Copy out lines with the word "Testigos" from the material that follows.

Rows from a dataset:
-*-

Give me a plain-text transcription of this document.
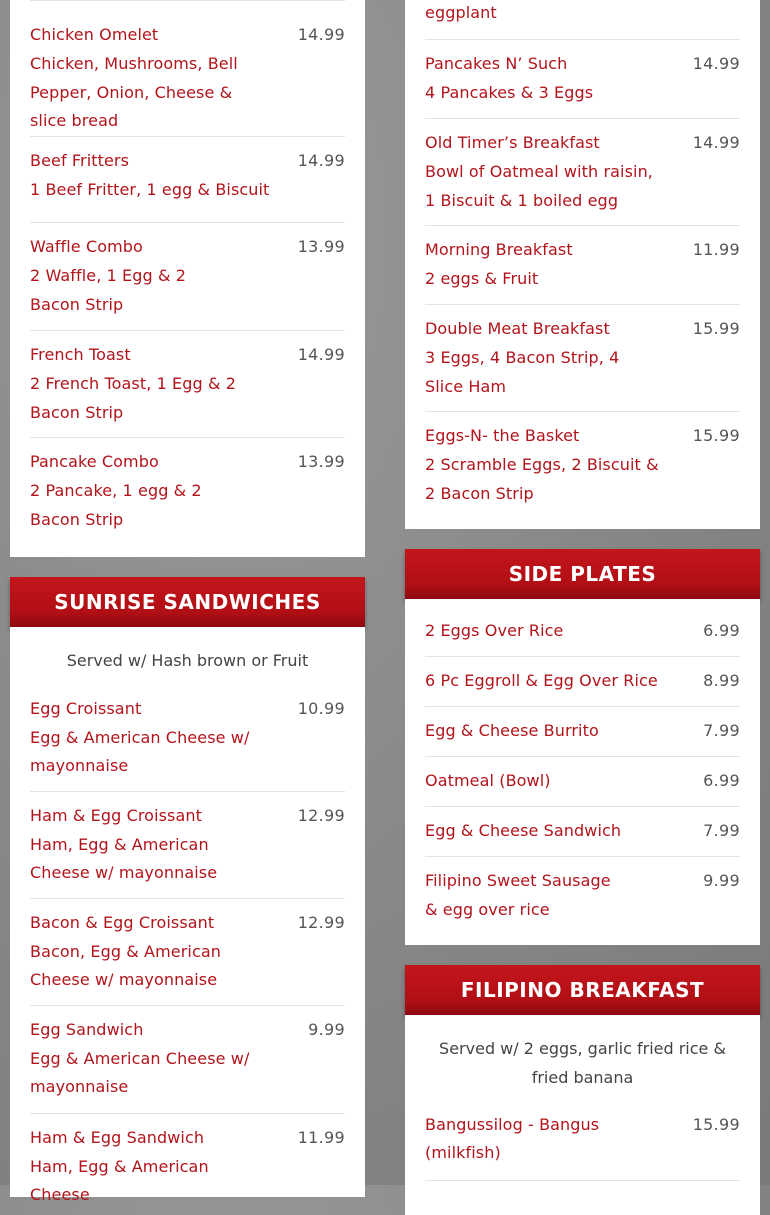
14.99
Chicken Omelet
Chicken, Mushrooms, Bell Pepper, Onion, Cheese & slice bread
14.99
Beef Fritters
1 Beef Fritter, 1 egg & Biscuit
13.99
Waffle Combo
2 Waffle, 1 Egg & 2 Bacon Strip
14.99
French Toast
2 French Toast, 1 Egg & 2 Bacon Strip
13.99
Pancake Combo
2 Pancake, 1 egg & 2 Bacon Strip
SUNRISE SANDWICHES
Served w/ Hash brown or Fruit
10.99
Egg Croissant
Egg & American Cheese w/ mayonnaise
12.99
Ham & Egg Croissant
Ham, Egg & American Cheese w/ mayonnaise
12.99
Bacon & Egg Croissant
Bacon, Egg & American Cheese w/ mayonnaise
9.99
Egg Sandwich
Egg & American Cheese w/ mayonnaise
11.99
Ham & Egg Sandwich
Ham, Egg & American Cheese
eggplant
14.99
Pancakes N’ Such
4 Pancakes & 3 Eggs
14.99
Old Timer’s Breakfast
Bowl of Oatmeal with raisin, 1 Biscuit & 1 boiled egg
11.99
Morning Breakfast
2 eggs & Fruit
15.99
Double Meat Breakfast
3 Eggs, 4 Bacon Strip, 4 Slice Ham
15.99
Eggs-N- the Basket
2 Scramble Eggs, 2 Biscuit & 2 Bacon Strip
SIDE PLATES
6.99
2 Eggs Over Rice
8.99
6 Pc Eggroll & Egg Over Rice
7.99
Egg & Cheese Burrito
6.99
Oatmeal (Bowl)
7.99
Egg & Cheese Sandwich
9.99
Filipino Sweet Sausage & egg over rice
FILIPINO BREAKFAST
Served w/ 2 eggs, garlic fried rice & fried banana
15.99
Bangussilog - Bangus (milkfish)
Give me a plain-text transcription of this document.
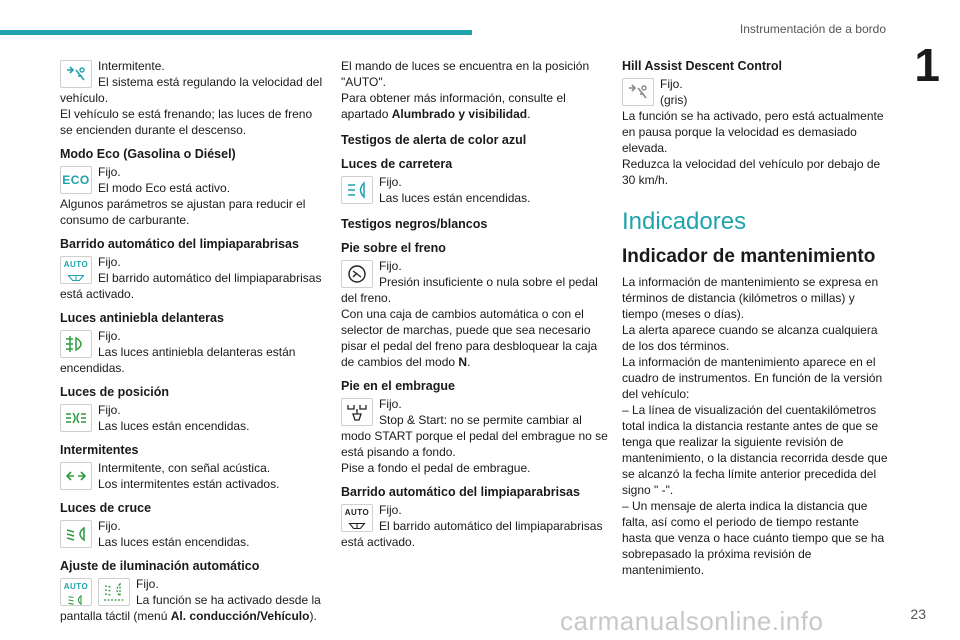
Instrumentación de a bordo
1

Intermitente.

El sistema está regulando la velocidad del vehículo.

El vehículo se está frenando; las luces de freno se encienden durante el descenso.

Modo Eco (Gasolina o Diésel)
ECO

Fijo.

El modo Eco está activo.

Algunos parámetros se ajustan para reducir el consumo de carburante.

Barrido automático del limpiaparabrisas
AUTO Fijo.

El barrido automático del limpiaparabrisas está activado.

Luces antiniebla delanteras

Fijo.

Las luces antiniebla delanteras están encendidas.

Luces de posición

Fijo.

Las luces están encendidas.

Intermitentes

Intermitente, con señal acústica.

Los intermitentes están activados.

Luces de cruce

Fijo.

Las luces están encendidas.

Ajuste de iluminación automático
AUTO	Fijo.

La función se ha activado desde la pantalla táctil (menú Al. conducción/Vehículo).

El mando de luces se encuentra en la posición "AUTO".

Para obtener más información, consulte el apartado Alumbrado y visibilidad.

Testigos de alerta de color azul
Luces de carretera

Fijo.

Las luces están encendidas.

Testigos negros/blancos
Pie sobre el freno

Fijo.

Presión insuficiente o nula sobre el pedal del freno.

Con una caja de cambios automática o con el selector de marchas, puede que sea necesario pisar el pedal del freno para desbloquear la caja de cambios del modo N.

Pie en el embrague

Fijo.

Stop & Start: no se permite cambiar al modo START porque el pedal del embrague no se está pisando a fondo.

Pise a fondo el pedal de embrague.

Barrido automático del limpiaparabrisas
AUTO Fijo.

El barrido automático del limpiaparabrisas está activado.

Hill Assist Descent Control

Fijo.

(gris)

La función se ha activado, pero está actualmente en pausa porque la velocidad es demasiado elevada.

Reduzca la velocidad del vehículo por debajo de 30 km/h.

Indicadores
Indicador de mantenimiento

La información de mantenimiento se expresa en términos de distancia (kilómetros o millas) y tiempo (meses o días).

La alerta aparece cuando se alcanza cualquiera de los dos términos.

La información de mantenimiento aparece en el cuadro de instrumentos. En función de la versión del vehículo:

– La línea de visualización del cuentakilómetros total indica la distancia restante antes de que se tenga que realizar la siguiente revisión de mantenimiento, o la distancia recorrida desde que se alcanzó la fecha límite anterior precedida del signo " -".

– Un mensaje de alerta indica la distancia que falta, así como el periodo de tiempo restante hasta que venza o hace cuánto tiempo que se ha sobrepasado la próxima revisión de mantenimiento.

carmanualsonline.info	23
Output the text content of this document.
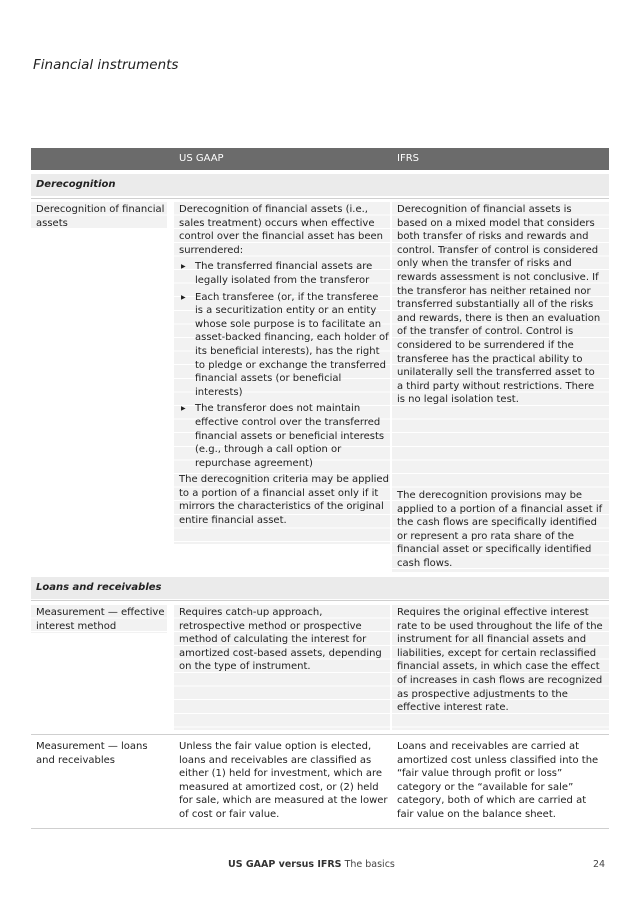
Financial instruments
US GAAP	IFRS
Derecognition
Derecognition of financial assets
Derecognition of financial assets (i.e., sales treatment) occurs when effective control over the financial asset has been surrendered:
▶ The transferred financial assets are legally isolated from the transferor
▶ Each transferee (or, if the transferee is a securitization entity or an entity whose sole purpose is to facilitate an asset-backed financing, each holder of its beneficial interests), has the right to pledge or exchange the transferred financial assets (or beneficial interests)
▶ The transferor does not maintain effective control over the transferred financial assets or beneficial interests (e.g., through a call option or repurchase agreement)
The derecognition criteria may be applied to a portion of a financial asset only if it mirrors the characteristics of the original entire financial asset.
Derecognition of financial assets is based on a mixed model that considers both transfer of risks and rewards and control. Transfer of control is considered only when the transfer of risks and rewards assessment is not conclusive. If the transferor has neither retained nor transferred substantially all of the risks and rewards, there is then an evaluation of the transfer of control. Control is considered to be surrendered if the transferee has the practical ability to unilaterally sell the transferred asset to a third party without restrictions. There is no legal isolation test.
The derecognition provisions may be applied to a portion of a financial asset if the cash flows are specifically identified or represent a pro rata share of the financial asset or specifically identified cash flows.
Loans and receivables
Measurement — effective interest method
Requires catch-up approach, retrospective method or prospective method of calculating the interest for amortized cost-based assets, depending on the type of instrument.
Requires the original effective interest rate to be used throughout the life of the instrument for all financial assets and liabilities, except for certain reclassified financial assets, in which case the effect of increases in cash flows are recognized as prospective adjustments to the effective interest rate.
Measurement — loans and receivables
Unless the fair value option is elected, loans and receivables are classified as either (1) held for investment, which are measured at amortized cost, or (2) held for sale, which are measured at the lower of cost or fair value.
Loans and receivables are carried at amortized cost unless classified into the “fair value through profit or loss” category or the “available for sale” category, both of which are carried at fair value on the balance sheet.
US GAAP versus IFRS The basics	24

-*-

* **WRITTEN RESPONSE**
Testigos de alerta de color azul
Testigos negros/blancos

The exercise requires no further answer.